-- To be done --
Please write out the records from their start through the line containing "window-title: ~ : zsh", swapping "close-icon" for "exit-icon" and leaving everything else unchanged. Return only those lines.

═════ Available records ═════

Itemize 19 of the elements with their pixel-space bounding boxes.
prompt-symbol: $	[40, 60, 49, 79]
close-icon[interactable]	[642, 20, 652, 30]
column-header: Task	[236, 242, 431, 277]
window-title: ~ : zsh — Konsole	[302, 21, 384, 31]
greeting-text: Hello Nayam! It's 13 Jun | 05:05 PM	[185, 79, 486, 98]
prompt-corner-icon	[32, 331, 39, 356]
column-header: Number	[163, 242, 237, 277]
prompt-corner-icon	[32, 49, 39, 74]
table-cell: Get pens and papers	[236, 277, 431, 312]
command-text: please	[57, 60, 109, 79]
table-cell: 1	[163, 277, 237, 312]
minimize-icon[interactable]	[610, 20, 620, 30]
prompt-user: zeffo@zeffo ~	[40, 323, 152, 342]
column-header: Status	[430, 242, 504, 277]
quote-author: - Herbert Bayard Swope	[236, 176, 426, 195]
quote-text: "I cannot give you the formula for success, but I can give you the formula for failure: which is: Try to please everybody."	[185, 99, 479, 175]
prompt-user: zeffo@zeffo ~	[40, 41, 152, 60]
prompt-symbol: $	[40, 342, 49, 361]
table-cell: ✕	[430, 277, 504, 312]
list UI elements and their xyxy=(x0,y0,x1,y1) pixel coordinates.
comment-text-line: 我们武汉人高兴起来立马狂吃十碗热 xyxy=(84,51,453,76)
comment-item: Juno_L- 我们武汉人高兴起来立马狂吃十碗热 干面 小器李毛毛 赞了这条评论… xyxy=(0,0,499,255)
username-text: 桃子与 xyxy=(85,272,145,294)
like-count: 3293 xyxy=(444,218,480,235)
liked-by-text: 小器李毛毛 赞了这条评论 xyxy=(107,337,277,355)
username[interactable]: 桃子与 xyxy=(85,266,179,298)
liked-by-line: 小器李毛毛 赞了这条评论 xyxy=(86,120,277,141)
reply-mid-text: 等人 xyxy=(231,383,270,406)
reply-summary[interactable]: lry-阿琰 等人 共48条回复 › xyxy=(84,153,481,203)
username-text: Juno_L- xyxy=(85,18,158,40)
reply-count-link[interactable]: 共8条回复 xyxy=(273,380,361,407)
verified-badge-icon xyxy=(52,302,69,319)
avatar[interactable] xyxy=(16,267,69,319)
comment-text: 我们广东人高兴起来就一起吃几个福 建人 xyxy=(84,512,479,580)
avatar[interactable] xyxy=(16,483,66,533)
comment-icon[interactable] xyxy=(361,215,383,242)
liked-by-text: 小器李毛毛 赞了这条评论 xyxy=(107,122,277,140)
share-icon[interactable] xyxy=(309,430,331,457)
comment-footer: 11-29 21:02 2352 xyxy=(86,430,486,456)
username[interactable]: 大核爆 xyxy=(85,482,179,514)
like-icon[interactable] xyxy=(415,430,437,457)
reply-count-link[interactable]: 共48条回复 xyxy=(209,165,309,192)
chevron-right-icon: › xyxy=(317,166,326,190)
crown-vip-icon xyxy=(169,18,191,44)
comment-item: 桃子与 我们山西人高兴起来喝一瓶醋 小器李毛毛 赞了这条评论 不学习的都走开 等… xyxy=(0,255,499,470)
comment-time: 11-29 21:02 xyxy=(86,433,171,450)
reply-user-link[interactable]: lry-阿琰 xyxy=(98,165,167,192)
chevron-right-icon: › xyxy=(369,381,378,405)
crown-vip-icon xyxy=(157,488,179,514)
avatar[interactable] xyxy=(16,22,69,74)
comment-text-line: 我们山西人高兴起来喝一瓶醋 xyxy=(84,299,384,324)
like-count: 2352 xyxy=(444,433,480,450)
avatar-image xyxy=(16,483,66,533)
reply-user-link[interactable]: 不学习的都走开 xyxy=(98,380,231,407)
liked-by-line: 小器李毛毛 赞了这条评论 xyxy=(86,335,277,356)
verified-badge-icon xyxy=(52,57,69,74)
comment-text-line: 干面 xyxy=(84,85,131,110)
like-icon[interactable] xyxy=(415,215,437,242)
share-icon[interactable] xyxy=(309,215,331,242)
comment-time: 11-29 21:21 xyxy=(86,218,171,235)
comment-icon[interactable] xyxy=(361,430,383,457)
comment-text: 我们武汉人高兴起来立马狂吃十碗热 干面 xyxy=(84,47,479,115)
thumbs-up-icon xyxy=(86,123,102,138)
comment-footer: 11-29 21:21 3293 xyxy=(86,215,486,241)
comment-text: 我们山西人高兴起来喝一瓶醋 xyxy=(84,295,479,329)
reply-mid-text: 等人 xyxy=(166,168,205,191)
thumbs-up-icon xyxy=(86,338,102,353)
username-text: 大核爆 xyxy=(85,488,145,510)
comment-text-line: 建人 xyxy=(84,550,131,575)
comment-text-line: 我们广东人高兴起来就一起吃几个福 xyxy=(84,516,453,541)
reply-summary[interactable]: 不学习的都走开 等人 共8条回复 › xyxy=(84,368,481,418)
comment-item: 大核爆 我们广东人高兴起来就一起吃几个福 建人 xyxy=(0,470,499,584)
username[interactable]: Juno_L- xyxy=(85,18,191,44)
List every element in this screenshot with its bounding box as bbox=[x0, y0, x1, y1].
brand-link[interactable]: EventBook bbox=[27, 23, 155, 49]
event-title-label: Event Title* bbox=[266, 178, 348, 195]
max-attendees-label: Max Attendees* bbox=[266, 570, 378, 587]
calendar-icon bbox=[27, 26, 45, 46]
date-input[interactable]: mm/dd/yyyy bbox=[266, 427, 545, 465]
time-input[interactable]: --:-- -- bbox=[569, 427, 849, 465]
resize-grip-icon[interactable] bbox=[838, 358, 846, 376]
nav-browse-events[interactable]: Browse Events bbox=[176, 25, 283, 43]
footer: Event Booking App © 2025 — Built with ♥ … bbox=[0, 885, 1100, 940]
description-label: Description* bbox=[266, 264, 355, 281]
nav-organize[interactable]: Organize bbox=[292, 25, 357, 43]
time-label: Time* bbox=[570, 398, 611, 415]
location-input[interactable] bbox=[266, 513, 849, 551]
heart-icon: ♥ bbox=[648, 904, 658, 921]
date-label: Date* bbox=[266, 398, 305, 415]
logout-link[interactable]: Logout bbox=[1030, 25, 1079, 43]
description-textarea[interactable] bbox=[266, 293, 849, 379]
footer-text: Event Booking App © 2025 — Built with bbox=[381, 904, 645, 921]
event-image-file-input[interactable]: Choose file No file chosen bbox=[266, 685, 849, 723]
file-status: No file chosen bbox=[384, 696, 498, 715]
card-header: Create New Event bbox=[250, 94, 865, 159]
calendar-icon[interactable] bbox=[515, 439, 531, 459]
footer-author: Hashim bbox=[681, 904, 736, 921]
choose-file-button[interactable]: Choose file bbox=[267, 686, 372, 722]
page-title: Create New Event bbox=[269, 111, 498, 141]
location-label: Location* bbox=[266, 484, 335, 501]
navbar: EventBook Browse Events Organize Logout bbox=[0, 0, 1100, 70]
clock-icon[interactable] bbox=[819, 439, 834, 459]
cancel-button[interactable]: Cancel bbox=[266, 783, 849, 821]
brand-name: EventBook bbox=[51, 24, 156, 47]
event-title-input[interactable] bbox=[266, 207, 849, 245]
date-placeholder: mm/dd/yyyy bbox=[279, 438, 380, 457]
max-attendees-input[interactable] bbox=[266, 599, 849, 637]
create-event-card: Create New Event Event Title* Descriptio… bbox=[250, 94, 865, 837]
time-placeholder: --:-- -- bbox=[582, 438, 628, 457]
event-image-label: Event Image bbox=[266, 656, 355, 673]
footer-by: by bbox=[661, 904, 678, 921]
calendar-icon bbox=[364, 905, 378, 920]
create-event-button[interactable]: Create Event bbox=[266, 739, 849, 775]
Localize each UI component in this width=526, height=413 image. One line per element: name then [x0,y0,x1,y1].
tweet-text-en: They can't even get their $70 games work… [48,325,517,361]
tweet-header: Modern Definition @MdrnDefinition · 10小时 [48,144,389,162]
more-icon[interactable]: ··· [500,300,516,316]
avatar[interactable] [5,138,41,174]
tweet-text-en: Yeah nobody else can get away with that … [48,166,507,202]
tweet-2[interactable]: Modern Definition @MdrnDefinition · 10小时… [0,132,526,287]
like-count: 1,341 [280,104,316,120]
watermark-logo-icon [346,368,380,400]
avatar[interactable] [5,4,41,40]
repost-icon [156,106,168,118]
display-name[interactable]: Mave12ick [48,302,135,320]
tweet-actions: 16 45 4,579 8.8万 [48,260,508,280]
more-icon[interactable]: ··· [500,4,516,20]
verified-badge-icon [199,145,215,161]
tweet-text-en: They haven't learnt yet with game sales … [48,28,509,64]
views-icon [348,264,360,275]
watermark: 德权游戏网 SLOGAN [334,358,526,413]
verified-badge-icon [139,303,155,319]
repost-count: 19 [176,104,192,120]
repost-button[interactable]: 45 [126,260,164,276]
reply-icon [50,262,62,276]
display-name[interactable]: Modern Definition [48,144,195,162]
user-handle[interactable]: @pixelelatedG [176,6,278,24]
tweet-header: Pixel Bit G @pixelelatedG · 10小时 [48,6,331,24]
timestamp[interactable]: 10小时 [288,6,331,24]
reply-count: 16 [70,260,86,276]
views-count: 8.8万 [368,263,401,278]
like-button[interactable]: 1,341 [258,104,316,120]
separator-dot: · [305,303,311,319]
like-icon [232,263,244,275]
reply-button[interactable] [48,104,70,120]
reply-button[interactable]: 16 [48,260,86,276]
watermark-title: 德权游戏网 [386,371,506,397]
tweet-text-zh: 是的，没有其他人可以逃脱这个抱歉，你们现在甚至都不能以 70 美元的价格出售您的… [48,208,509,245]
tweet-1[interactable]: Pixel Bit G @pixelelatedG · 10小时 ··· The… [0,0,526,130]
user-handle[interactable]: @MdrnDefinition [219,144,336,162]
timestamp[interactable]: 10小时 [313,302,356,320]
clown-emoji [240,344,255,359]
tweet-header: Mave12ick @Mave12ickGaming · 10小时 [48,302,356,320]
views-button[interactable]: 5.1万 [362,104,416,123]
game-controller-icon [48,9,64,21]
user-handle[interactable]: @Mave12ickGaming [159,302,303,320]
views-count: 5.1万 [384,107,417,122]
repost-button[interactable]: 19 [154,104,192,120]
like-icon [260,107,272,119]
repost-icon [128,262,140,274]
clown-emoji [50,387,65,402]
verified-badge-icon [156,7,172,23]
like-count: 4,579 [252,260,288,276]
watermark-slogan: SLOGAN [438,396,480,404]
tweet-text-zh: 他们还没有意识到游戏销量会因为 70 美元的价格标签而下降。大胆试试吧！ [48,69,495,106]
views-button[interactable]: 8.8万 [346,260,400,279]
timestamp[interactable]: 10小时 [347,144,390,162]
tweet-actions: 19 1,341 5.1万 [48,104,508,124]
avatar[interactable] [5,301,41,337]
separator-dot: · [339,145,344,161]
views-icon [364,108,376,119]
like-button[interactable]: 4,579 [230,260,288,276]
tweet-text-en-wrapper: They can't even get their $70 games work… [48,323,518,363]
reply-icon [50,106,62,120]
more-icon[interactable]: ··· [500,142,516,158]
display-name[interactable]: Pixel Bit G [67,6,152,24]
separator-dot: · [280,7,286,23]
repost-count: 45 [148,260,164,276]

═════

-- Answer to the task --
Itemize 19 of the elements with their pixel-space bounding boxes.
prompt-symbol: $	[40, 60, 49, 79]
exit-icon[interactable]	[642, 20, 652, 30]
column-header: Task	[236, 242, 431, 277]
window-title: ~ : zsh — Konsole	[302, 21, 384, 31]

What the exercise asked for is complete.